* **Short task**
Some lines of these records may hold the word "this"; state how many, using only the number.

** Begin **

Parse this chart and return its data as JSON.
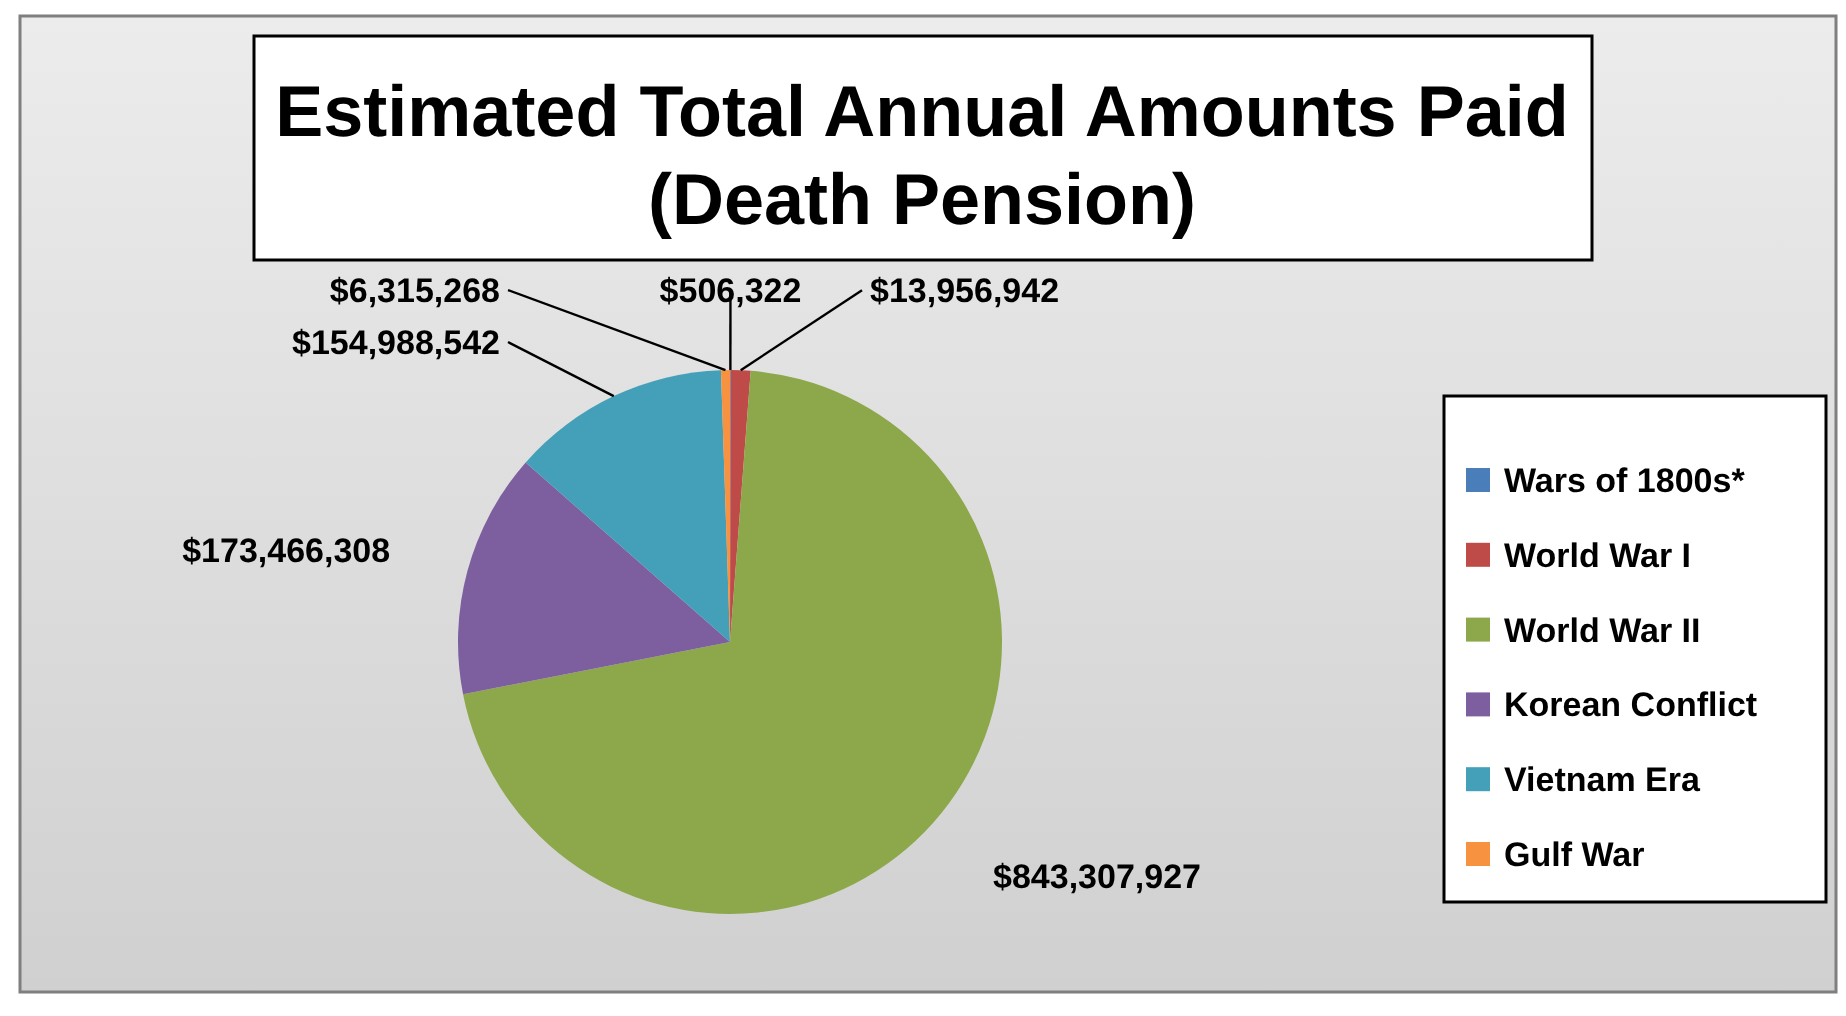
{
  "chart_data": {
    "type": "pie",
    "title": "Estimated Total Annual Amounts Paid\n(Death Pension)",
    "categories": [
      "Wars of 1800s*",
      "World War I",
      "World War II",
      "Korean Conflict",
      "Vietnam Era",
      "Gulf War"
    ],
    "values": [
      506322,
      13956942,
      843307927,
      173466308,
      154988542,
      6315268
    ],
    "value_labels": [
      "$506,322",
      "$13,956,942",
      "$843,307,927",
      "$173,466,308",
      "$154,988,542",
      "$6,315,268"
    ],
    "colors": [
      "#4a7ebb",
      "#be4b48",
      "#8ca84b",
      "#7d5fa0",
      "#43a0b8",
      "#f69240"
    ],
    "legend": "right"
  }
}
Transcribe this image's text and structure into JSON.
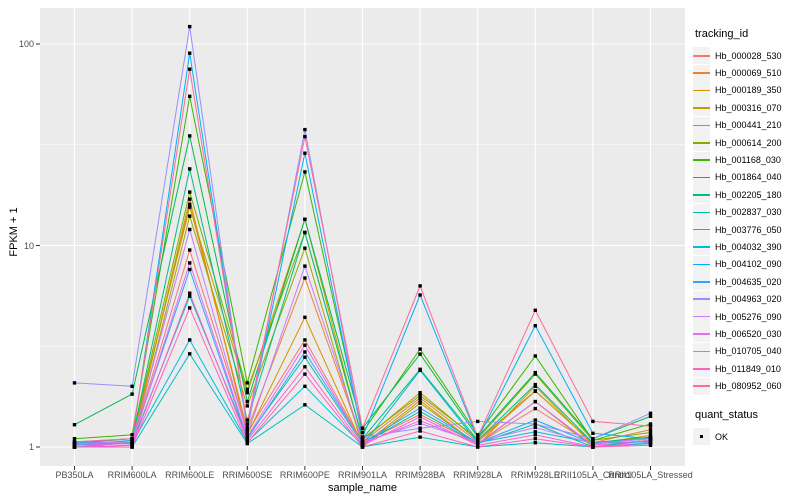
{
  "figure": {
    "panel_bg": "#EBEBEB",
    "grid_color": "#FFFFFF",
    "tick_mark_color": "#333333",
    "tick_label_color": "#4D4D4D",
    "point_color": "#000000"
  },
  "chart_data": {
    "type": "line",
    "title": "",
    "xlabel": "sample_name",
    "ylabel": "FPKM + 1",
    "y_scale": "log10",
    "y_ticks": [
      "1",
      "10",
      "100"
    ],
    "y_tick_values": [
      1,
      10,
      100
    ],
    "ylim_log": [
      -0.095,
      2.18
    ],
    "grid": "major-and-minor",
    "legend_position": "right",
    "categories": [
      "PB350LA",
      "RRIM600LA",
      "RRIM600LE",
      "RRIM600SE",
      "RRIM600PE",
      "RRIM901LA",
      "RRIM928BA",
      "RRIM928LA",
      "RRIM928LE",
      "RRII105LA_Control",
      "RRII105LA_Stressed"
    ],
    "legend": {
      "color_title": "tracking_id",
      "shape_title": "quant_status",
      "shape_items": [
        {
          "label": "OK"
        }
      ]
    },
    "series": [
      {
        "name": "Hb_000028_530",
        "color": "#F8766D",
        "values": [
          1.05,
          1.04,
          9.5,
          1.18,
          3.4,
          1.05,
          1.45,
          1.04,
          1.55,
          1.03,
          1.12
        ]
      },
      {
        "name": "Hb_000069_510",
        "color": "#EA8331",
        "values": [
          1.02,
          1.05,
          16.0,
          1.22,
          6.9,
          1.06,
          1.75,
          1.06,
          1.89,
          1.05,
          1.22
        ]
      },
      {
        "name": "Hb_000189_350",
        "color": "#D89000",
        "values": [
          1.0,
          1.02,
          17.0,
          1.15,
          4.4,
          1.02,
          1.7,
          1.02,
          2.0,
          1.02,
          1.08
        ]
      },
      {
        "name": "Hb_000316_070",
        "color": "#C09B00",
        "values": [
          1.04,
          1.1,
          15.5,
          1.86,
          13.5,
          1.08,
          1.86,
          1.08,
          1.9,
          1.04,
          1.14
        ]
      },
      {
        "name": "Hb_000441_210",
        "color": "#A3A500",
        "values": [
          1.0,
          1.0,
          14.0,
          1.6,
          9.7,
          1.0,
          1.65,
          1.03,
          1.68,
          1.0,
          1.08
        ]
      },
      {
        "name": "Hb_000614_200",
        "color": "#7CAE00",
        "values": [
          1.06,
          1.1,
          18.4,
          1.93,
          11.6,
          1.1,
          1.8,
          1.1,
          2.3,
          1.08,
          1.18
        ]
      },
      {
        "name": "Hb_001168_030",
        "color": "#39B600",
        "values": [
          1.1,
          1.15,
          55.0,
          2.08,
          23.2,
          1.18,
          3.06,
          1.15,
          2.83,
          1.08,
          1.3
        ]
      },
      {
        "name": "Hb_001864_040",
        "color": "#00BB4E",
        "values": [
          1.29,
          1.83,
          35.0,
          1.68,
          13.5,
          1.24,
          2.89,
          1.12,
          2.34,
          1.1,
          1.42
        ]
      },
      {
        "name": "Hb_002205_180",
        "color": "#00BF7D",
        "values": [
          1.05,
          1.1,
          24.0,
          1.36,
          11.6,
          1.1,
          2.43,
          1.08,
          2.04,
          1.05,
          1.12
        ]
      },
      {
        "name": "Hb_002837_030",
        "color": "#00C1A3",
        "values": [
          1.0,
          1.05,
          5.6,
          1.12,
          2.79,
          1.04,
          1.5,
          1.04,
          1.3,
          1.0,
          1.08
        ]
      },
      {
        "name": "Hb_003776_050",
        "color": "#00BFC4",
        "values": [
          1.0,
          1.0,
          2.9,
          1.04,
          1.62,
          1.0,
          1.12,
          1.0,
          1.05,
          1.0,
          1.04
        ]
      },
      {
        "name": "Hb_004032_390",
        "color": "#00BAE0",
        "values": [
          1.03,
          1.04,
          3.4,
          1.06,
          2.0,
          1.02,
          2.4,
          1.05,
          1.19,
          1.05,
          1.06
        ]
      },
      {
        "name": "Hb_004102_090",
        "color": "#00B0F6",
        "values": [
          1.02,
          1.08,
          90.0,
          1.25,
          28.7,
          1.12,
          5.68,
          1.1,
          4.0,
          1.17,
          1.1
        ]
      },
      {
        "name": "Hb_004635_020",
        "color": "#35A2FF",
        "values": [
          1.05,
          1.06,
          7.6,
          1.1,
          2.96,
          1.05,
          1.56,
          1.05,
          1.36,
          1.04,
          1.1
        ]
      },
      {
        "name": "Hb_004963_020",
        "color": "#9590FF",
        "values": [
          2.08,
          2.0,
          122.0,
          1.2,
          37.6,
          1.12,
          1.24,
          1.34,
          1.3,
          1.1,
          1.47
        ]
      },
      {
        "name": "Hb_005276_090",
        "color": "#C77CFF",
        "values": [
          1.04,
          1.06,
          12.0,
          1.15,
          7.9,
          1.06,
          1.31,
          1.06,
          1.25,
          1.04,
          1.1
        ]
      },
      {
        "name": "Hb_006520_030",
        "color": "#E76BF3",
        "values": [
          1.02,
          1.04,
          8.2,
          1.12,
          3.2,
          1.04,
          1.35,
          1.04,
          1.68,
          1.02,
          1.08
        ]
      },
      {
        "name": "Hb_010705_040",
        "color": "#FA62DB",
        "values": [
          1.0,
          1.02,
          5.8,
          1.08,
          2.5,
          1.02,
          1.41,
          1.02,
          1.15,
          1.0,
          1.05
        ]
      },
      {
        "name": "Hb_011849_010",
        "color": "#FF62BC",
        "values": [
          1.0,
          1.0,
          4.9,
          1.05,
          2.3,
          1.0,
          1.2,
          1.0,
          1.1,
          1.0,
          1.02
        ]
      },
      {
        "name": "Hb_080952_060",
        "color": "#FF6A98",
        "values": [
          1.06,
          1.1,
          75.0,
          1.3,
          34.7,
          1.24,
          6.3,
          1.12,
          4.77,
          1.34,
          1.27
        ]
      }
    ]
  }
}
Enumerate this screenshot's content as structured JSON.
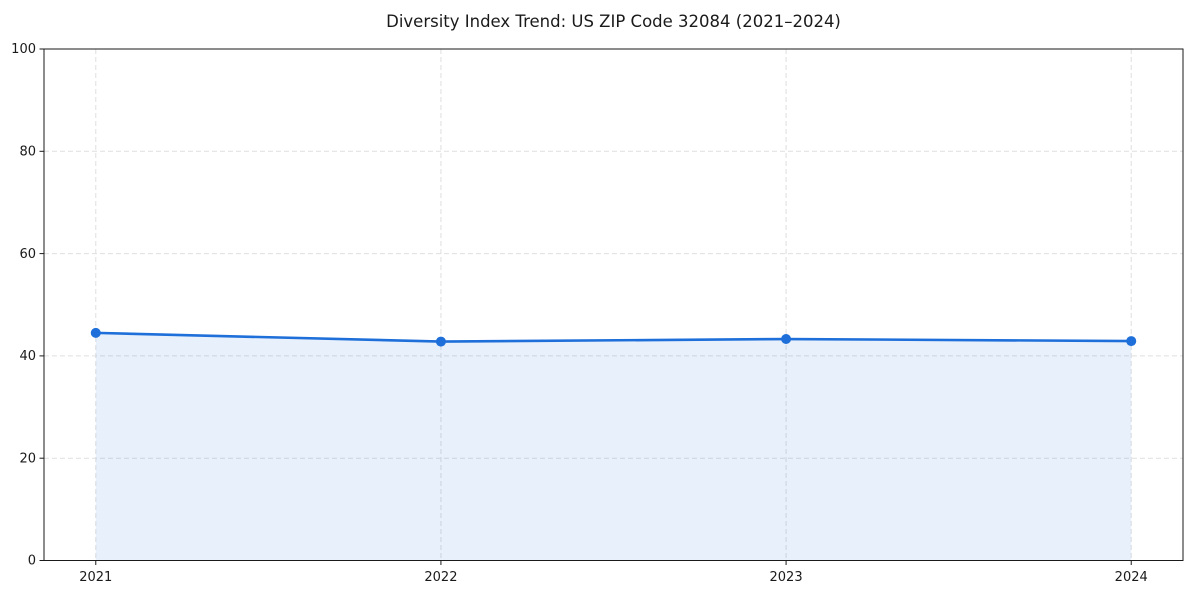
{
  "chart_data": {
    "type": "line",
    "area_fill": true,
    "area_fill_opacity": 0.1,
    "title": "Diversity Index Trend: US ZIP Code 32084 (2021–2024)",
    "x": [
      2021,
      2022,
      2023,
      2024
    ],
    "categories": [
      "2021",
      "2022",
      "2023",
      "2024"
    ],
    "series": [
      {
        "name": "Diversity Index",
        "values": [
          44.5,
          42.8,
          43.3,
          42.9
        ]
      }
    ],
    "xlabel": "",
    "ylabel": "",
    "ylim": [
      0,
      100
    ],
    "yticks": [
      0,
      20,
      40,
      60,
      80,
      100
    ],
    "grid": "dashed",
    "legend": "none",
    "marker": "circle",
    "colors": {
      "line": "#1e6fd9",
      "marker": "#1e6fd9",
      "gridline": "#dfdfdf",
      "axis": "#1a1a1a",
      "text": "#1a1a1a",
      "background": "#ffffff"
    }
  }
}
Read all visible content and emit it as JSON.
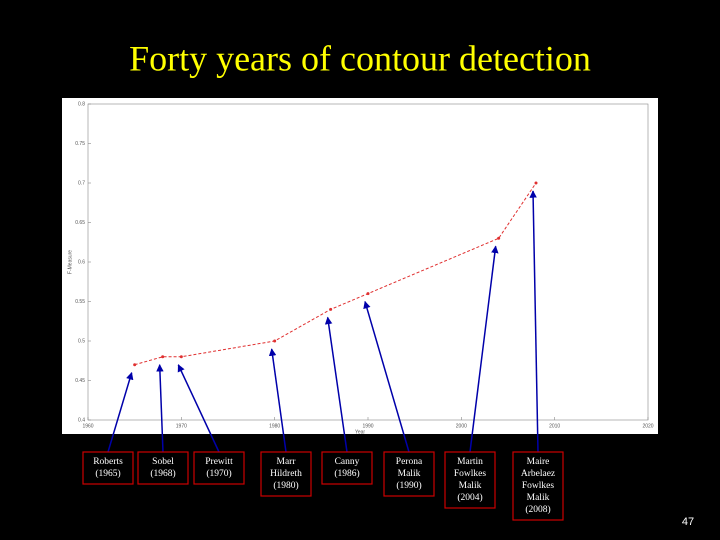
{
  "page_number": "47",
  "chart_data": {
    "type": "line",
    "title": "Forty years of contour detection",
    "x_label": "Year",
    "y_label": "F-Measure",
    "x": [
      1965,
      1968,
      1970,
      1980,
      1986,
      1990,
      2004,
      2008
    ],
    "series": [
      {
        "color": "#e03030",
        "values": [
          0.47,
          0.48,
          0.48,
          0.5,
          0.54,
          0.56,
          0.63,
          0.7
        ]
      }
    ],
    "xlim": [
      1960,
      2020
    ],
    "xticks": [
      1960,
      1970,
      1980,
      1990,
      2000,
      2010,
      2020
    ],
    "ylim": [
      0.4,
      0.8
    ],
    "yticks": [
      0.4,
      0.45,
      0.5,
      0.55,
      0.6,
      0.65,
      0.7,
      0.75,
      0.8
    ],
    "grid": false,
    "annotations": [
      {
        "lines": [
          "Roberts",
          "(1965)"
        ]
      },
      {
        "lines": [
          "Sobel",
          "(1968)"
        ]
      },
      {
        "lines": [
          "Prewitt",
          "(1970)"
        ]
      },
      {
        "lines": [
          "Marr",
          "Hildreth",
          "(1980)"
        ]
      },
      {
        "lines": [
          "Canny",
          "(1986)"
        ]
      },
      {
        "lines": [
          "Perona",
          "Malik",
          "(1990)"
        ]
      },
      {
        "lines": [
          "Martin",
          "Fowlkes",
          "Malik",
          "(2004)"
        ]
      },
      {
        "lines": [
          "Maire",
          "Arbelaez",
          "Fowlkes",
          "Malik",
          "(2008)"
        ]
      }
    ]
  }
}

** End **

* **Answer for the task**
3